> Given instruction:
Each line of the listing that contains the word "name" is to be copied.

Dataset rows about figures
▬▬▬
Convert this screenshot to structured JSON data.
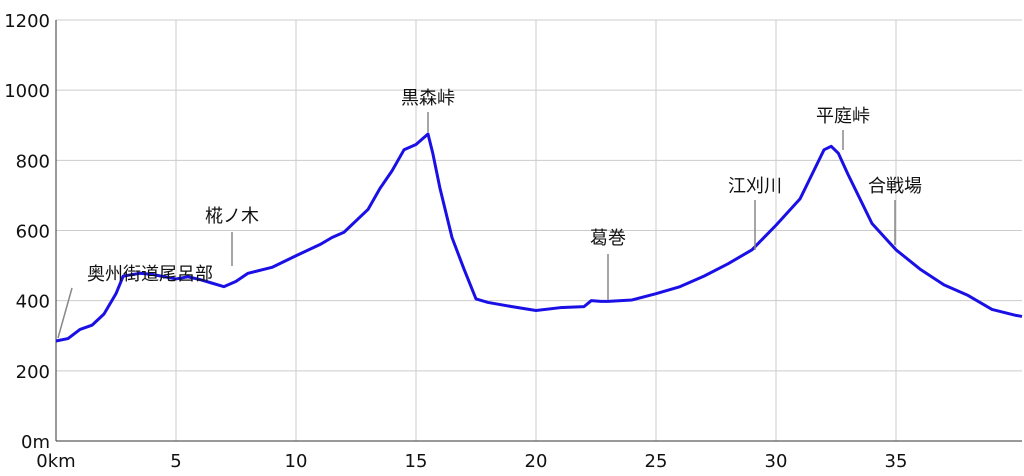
{
  "chart_data": {
    "type": "line",
    "x": [
      0,
      0.5,
      1,
      1.5,
      2,
      2.5,
      2.8,
      3.5,
      4,
      5,
      5.5,
      6,
      6.5,
      7,
      7.5,
      8,
      9,
      10,
      11,
      11.5,
      12,
      13,
      13.5,
      14,
      14.5,
      15,
      15.5,
      15.7,
      16,
      16.5,
      17,
      17.5,
      18,
      19,
      20,
      21,
      22,
      22.3,
      22.7,
      23,
      24,
      25,
      26,
      27,
      28,
      29,
      30,
      31,
      31.5,
      32,
      32.3,
      32.6,
      33,
      33.5,
      34,
      35,
      36,
      37,
      38,
      39,
      40,
      40.25
    ],
    "series": [
      {
        "color": "#1a10e6",
        "values": [
          285,
          292,
          318,
          330,
          362,
          420,
          470,
          478,
          475,
          462,
          468,
          460,
          450,
          440,
          455,
          478,
          495,
          528,
          560,
          580,
          595,
          660,
          720,
          770,
          830,
          845,
          875,
          820,
          720,
          580,
          490,
          405,
          395,
          383,
          372,
          380,
          383,
          400,
          398,
          398,
          402,
          420,
          440,
          470,
          505,
          545,
          615,
          690,
          760,
          830,
          840,
          820,
          760,
          690,
          620,
          545,
          490,
          445,
          415,
          375,
          358,
          355
        ]
      }
    ],
    "xlim": [
      0,
      40.25
    ],
    "ylim": [
      0,
      1200
    ],
    "xticks": [
      {
        "value": 0,
        "label": "0km"
      },
      5,
      10,
      15,
      20,
      25,
      30,
      35
    ],
    "yticks": [
      {
        "value": 0,
        "label": "0m"
      },
      200,
      400,
      600,
      800,
      1000,
      1200
    ],
    "grid": true,
    "annotations": [
      {
        "x": 0,
        "text": "奥州街道尾呂部"
      },
      {
        "x": 7.3,
        "text": "椛ノ木"
      },
      {
        "x": 15.5,
        "text": "黒森峠"
      },
      {
        "x": 22.9,
        "text": "葛巻"
      },
      {
        "x": 29,
        "text": "江刈川"
      },
      {
        "x": 32.5,
        "text": "平庭峠"
      },
      {
        "x": 34.8,
        "text": "合戦場"
      }
    ]
  }
}
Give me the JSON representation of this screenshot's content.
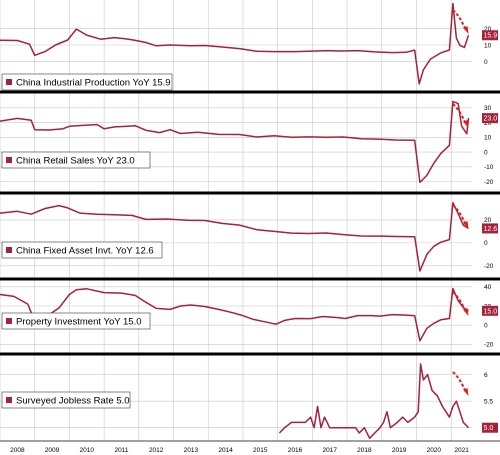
{
  "colors": {
    "line": "#A6213A",
    "grid": "#c8c8c8",
    "separator": "#000000",
    "arrow": "#E01E1E"
  },
  "chart_data": [
    {
      "type": "line",
      "series": [
        {
          "name": "China Industrial Production YoY 15.9",
          "last_label": "15.9",
          "points": [
            [
              2008.0,
              12.9
            ],
            [
              2008.5,
              12.7
            ],
            [
              2008.85,
              10.5
            ],
            [
              2009.0,
              3.8
            ],
            [
              2009.3,
              6.0
            ],
            [
              2009.6,
              10.0
            ],
            [
              2009.95,
              13.0
            ],
            [
              2010.2,
              19.6
            ],
            [
              2010.5,
              16.0
            ],
            [
              2010.9,
              13.5
            ],
            [
              2011.3,
              14.5
            ],
            [
              2011.6,
              13.8
            ],
            [
              2011.9,
              12.8
            ],
            [
              2012.2,
              11.5
            ],
            [
              2012.5,
              9.5
            ],
            [
              2012.9,
              10.0
            ],
            [
              2013.5,
              9.5
            ],
            [
              2013.9,
              9.7
            ],
            [
              2014.4,
              8.8
            ],
            [
              2014.9,
              7.8
            ],
            [
              2015.4,
              6.2
            ],
            [
              2015.9,
              6.0
            ],
            [
              2016.5,
              6.0
            ],
            [
              2016.9,
              6.2
            ],
            [
              2017.4,
              6.6
            ],
            [
              2017.8,
              6.4
            ],
            [
              2018.3,
              6.6
            ],
            [
              2018.8,
              5.8
            ],
            [
              2019.3,
              5.4
            ],
            [
              2019.7,
              5.6
            ],
            [
              2019.95,
              6.9
            ],
            [
              2020.08,
              -13.5
            ],
            [
              2020.2,
              -5.0
            ],
            [
              2020.4,
              1.5
            ],
            [
              2020.7,
              5.2
            ],
            [
              2020.95,
              7.0
            ],
            [
              2021.05,
              35.1
            ],
            [
              2021.15,
              14.1
            ],
            [
              2021.25,
              9.8
            ],
            [
              2021.38,
              8.5
            ],
            [
              2021.5,
              15.9
            ]
          ]
        }
      ],
      "y_ticks": [
        0,
        10,
        20
      ],
      "ylim": [
        -16,
        36
      ]
    },
    {
      "type": "line",
      "series": [
        {
          "name": "China Retail Sales YoY 23.0",
          "last_label": "23.0",
          "points": [
            [
              2008.0,
              21.0
            ],
            [
              2008.5,
              22.8
            ],
            [
              2008.9,
              21.6
            ],
            [
              2009.0,
              15.2
            ],
            [
              2009.4,
              15.0
            ],
            [
              2009.8,
              15.7
            ],
            [
              2010.0,
              17.5
            ],
            [
              2010.5,
              18.3
            ],
            [
              2010.8,
              18.6
            ],
            [
              2011.0,
              15.8
            ],
            [
              2011.3,
              17.1
            ],
            [
              2011.9,
              17.8
            ],
            [
              2012.2,
              14.8
            ],
            [
              2012.6,
              13.2
            ],
            [
              2012.9,
              15.2
            ],
            [
              2013.2,
              12.6
            ],
            [
              2013.7,
              13.4
            ],
            [
              2014.3,
              12.0
            ],
            [
              2014.9,
              11.9
            ],
            [
              2015.4,
              10.2
            ],
            [
              2015.9,
              11.1
            ],
            [
              2016.4,
              10.0
            ],
            [
              2016.9,
              10.3
            ],
            [
              2017.4,
              10.0
            ],
            [
              2017.9,
              10.2
            ],
            [
              2018.4,
              9.0
            ],
            [
              2018.9,
              8.8
            ],
            [
              2019.4,
              8.2
            ],
            [
              2019.95,
              8.0
            ],
            [
              2020.1,
              -20.5
            ],
            [
              2020.3,
              -15.8
            ],
            [
              2020.5,
              -7.5
            ],
            [
              2020.7,
              -1.0
            ],
            [
              2020.95,
              4.6
            ],
            [
              2021.05,
              34.2
            ],
            [
              2021.2,
              33.0
            ],
            [
              2021.3,
              17.7
            ],
            [
              2021.45,
              12.4
            ],
            [
              2021.5,
              23.0
            ]
          ]
        }
      ],
      "y_ticks": [
        30,
        20,
        10,
        0,
        -10,
        -20
      ],
      "ylim": [
        -25,
        38
      ]
    },
    {
      "type": "line",
      "series": [
        {
          "name": "China Fixed Asset Invt. YoY 12.6",
          "last_label": "12.6",
          "points": [
            [
              2008.0,
              26.0
            ],
            [
              2008.5,
              27.5
            ],
            [
              2008.9,
              25.0
            ],
            [
              2009.3,
              30.0
            ],
            [
              2009.7,
              32.5
            ],
            [
              2009.95,
              30.5
            ],
            [
              2010.3,
              26.0
            ],
            [
              2010.8,
              25.0
            ],
            [
              2011.3,
              24.5
            ],
            [
              2011.8,
              24.0
            ],
            [
              2012.2,
              20.5
            ],
            [
              2012.8,
              20.8
            ],
            [
              2013.4,
              19.8
            ],
            [
              2013.9,
              19.5
            ],
            [
              2014.4,
              17.0
            ],
            [
              2014.9,
              15.5
            ],
            [
              2015.4,
              11.5
            ],
            [
              2015.9,
              10.0
            ],
            [
              2016.4,
              8.5
            ],
            [
              2016.9,
              8.2
            ],
            [
              2017.4,
              8.6
            ],
            [
              2017.9,
              7.2
            ],
            [
              2018.4,
              6.0
            ],
            [
              2018.9,
              5.9
            ],
            [
              2019.4,
              5.6
            ],
            [
              2019.95,
              5.4
            ],
            [
              2020.1,
              -24.5
            ],
            [
              2020.3,
              -10.0
            ],
            [
              2020.5,
              -3.0
            ],
            [
              2020.7,
              0.6
            ],
            [
              2020.95,
              2.9
            ],
            [
              2021.05,
              35.0
            ],
            [
              2021.2,
              25.6
            ],
            [
              2021.35,
              15.4
            ],
            [
              2021.5,
              12.6
            ]
          ]
        }
      ],
      "y_ticks": [
        20,
        0,
        -20
      ],
      "ylim": [
        -28,
        40
      ]
    },
    {
      "type": "line",
      "series": [
        {
          "name": "Property Investment YoY 15.0",
          "last_label": "15.0",
          "points": [
            [
              2008.0,
              32.0
            ],
            [
              2008.4,
              30.0
            ],
            [
              2008.8,
              22.0
            ],
            [
              2009.0,
              4.0
            ],
            [
              2009.3,
              8.0
            ],
            [
              2009.7,
              18.0
            ],
            [
              2010.0,
              32.0
            ],
            [
              2010.2,
              37.0
            ],
            [
              2010.5,
              38.0
            ],
            [
              2011.0,
              34.0
            ],
            [
              2011.5,
              33.5
            ],
            [
              2011.9,
              31.0
            ],
            [
              2012.2,
              24.0
            ],
            [
              2012.5,
              17.5
            ],
            [
              2012.9,
              16.5
            ],
            [
              2013.2,
              20.0
            ],
            [
              2013.5,
              21.0
            ],
            [
              2013.9,
              19.5
            ],
            [
              2014.3,
              16.5
            ],
            [
              2014.7,
              13.0
            ],
            [
              2014.95,
              10.5
            ],
            [
              2015.3,
              6.0
            ],
            [
              2015.7,
              3.0
            ],
            [
              2015.95,
              1.0
            ],
            [
              2016.2,
              5.0
            ],
            [
              2016.5,
              7.0
            ],
            [
              2016.95,
              6.9
            ],
            [
              2017.3,
              9.0
            ],
            [
              2017.7,
              8.0
            ],
            [
              2017.95,
              7.0
            ],
            [
              2018.3,
              10.0
            ],
            [
              2018.7,
              10.0
            ],
            [
              2018.95,
              9.5
            ],
            [
              2019.3,
              11.0
            ],
            [
              2019.7,
              10.5
            ],
            [
              2019.95,
              9.9
            ],
            [
              2020.1,
              -16.3
            ],
            [
              2020.3,
              -3.3
            ],
            [
              2020.5,
              2.0
            ],
            [
              2020.7,
              5.6
            ],
            [
              2020.95,
              7.0
            ],
            [
              2021.05,
              38.3
            ],
            [
              2021.2,
              25.6
            ],
            [
              2021.35,
              18.3
            ],
            [
              2021.5,
              15.0
            ]
          ]
        }
      ],
      "y_ticks": [
        40,
        20,
        0,
        -20
      ],
      "ylim": [
        -28,
        44
      ]
    },
    {
      "type": "line",
      "series": [
        {
          "name": "Surveyed Jobless Rate 5.0",
          "last_label": "5.0",
          "points": [
            [
              2016.05,
              4.9
            ],
            [
              2016.2,
              5.0
            ],
            [
              2016.4,
              5.1
            ],
            [
              2016.6,
              5.1
            ],
            [
              2016.8,
              5.1
            ],
            [
              2016.95,
              5.2
            ],
            [
              2017.05,
              5.0
            ],
            [
              2017.15,
              5.4
            ],
            [
              2017.25,
              5.0
            ],
            [
              2017.35,
              5.2
            ],
            [
              2017.5,
              5.0
            ],
            [
              2017.7,
              5.0
            ],
            [
              2017.9,
              5.0
            ],
            [
              2018.05,
              5.0
            ],
            [
              2018.15,
              5.0
            ],
            [
              2018.25,
              5.0
            ],
            [
              2018.35,
              4.9
            ],
            [
              2018.5,
              5.0
            ],
            [
              2018.65,
              4.8
            ],
            [
              2018.8,
              4.9
            ],
            [
              2018.95,
              5.0
            ],
            [
              2019.05,
              5.1
            ],
            [
              2019.15,
              5.3
            ],
            [
              2019.25,
              5.0
            ],
            [
              2019.45,
              5.1
            ],
            [
              2019.6,
              5.2
            ],
            [
              2019.75,
              5.1
            ],
            [
              2019.95,
              5.2
            ],
            [
              2020.05,
              5.3
            ],
            [
              2020.12,
              6.2
            ],
            [
              2020.2,
              5.9
            ],
            [
              2020.32,
              6.0
            ],
            [
              2020.45,
              5.7
            ],
            [
              2020.6,
              5.6
            ],
            [
              2020.75,
              5.4
            ],
            [
              2020.85,
              5.3
            ],
            [
              2020.95,
              5.2
            ],
            [
              2021.05,
              5.4
            ],
            [
              2021.15,
              5.5
            ],
            [
              2021.25,
              5.3
            ],
            [
              2021.35,
              5.1
            ],
            [
              2021.5,
              5.0
            ]
          ]
        }
      ],
      "y_ticks": [
        6.0,
        5.5,
        5.0
      ],
      "ylim": [
        4.75,
        6.35
      ]
    }
  ],
  "x_axis": {
    "range": [
      2008,
      2021.6
    ],
    "labels": [
      "2008",
      "2009",
      "2010",
      "2011",
      "2012",
      "2013",
      "2014",
      "2015",
      "2016",
      "2017",
      "2018",
      "2019",
      "2020",
      "2021"
    ]
  }
}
▬▬▬
> Exercise solution:
          "name": "China Industrial Production YoY 15.9",
          "name": "China Retail Sales YoY 23.0",
          "name": "China Fixed Asset Invt. YoY 12.6",
          "name": "Property Investment YoY 15.0",
          "name": "Surveyed Jobless Rate 5.0",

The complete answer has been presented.